[Records that describe figures]
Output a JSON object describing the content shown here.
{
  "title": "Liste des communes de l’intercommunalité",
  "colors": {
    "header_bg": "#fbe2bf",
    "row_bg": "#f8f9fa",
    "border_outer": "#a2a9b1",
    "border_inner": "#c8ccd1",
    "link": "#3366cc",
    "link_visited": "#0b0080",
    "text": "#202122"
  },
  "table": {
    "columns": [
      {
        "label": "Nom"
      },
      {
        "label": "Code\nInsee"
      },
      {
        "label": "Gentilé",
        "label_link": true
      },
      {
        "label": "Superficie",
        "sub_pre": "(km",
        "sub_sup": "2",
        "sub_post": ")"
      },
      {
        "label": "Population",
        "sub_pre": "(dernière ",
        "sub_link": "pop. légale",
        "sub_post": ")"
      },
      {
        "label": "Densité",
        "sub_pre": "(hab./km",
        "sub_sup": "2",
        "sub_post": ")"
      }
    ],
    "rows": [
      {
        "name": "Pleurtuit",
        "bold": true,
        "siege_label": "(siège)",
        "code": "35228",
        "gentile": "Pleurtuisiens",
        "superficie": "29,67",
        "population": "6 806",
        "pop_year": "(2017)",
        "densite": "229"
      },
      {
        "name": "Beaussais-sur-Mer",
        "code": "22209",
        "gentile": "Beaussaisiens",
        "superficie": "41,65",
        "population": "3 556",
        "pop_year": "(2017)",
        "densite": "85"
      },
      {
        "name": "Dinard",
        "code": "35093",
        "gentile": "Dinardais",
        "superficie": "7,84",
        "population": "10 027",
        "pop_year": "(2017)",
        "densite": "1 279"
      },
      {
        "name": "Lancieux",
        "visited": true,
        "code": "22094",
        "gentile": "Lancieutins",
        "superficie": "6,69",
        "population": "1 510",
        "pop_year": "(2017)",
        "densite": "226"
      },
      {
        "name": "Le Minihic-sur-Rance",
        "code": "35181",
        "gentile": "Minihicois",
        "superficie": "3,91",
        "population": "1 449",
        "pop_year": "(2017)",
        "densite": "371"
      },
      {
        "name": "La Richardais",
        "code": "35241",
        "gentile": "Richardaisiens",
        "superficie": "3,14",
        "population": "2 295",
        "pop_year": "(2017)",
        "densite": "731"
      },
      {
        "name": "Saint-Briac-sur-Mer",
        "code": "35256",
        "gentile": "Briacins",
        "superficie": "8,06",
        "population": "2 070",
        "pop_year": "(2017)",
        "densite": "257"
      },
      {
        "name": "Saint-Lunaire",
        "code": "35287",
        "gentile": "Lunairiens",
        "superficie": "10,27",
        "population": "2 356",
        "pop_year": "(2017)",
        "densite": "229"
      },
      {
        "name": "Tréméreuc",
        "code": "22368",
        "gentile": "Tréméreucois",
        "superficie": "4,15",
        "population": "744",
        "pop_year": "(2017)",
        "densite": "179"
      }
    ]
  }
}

▶ Exercise task: Output every entry shown above, exactly.

▶ Written answer:
Output a JSON object describing the content shown here.
{
  "title": "Liste des communes de l’intercommunalité",
  "colors": {
    "header_bg": "#fbe2bf",
    "row_bg": "#f8f9fa",
    "border_outer": "#a2a9b1",
    "border_inner": "#c8ccd1",
    "link": "#3366cc",
    "link_visited": "#0b0080",
    "text": "#202122"
  },
  "table": {
    "columns": [
      {
        "label": "Nom"
      },
      {
        "label": "Code\nInsee"
      },
      {
        "label": "Gentilé",
        "label_link": true
      },
      {
        "label": "Superficie",
        "sub_pre": "(km",
        "sub_sup": "2",
        "sub_post": ")"
      },
      {
        "label": "Population",
        "sub_pre": "(dernière ",
        "sub_link": "pop. légale",
        "sub_post": ")"
      },
      {
        "label": "Densité",
        "sub_pre": "(hab./km",
        "sub_sup": "2",
        "sub_post": ")"
      }
    ],
    "rows": [
      {
        "name": "Pleurtuit",
        "bold": true,
        "siege_label": "(siège)",
        "code": "35228",
        "gentile": "Pleurtuisiens",
        "superficie": "29,67",
        "population": "6 806",
        "pop_year": "(2017)",
        "densite": "229"
      },
      {
        "name": "Beaussais-sur-Mer",
        "code": "22209",
        "gentile": "Beaussaisiens",
        "superficie": "41,65",
        "population": "3 556",
        "pop_year": "(2017)",
        "densite": "85"
      },
      {
        "name": "Dinard",
        "code": "35093",
        "gentile": "Dinardais",
        "superficie": "7,84",
        "population": "10 027",
        "pop_year": "(2017)",
        "densite": "1 279"
      },
      {
        "name": "Lancieux",
        "visited": true,
        "code": "22094",
        "gentile": "Lancieutins",
        "superficie": "6,69",
        "population": "1 510",
        "pop_year": "(2017)",
        "densite": "226"
      },
      {
        "name": "Le Minihic-sur-Rance",
        "code": "35181",
        "gentile": "Minihicois",
        "superficie": "3,91",
        "population": "1 449",
        "pop_year": "(2017)",
        "densite": "371"
      },
      {
        "name": "La Richardais",
        "code": "35241",
        "gentile": "Richardaisiens",
        "superficie": "3,14",
        "population": "2 295",
        "pop_year": "(2017)",
        "densite": "731"
      },
      {
        "name": "Saint-Briac-sur-Mer",
        "code": "35256",
        "gentile": "Briacins",
        "superficie": "8,06",
        "population": "2 070",
        "pop_year": "(2017)",
        "densite": "257"
      },
      {
        "name": "Saint-Lunaire",
        "code": "35287",
        "gentile": "Lunairiens",
        "superficie": "10,27",
        "population": "2 356",
        "pop_year": "(2017)",
        "densite": "229"
      },
      {
        "name": "Tréméreuc",
        "code": "22368",
        "gentile": "Tréméreucois",
        "superficie": "4,15",
        "population": "744",
        "pop_year": "(2017)",
        "densite": "179"
      }
    ]
  }
}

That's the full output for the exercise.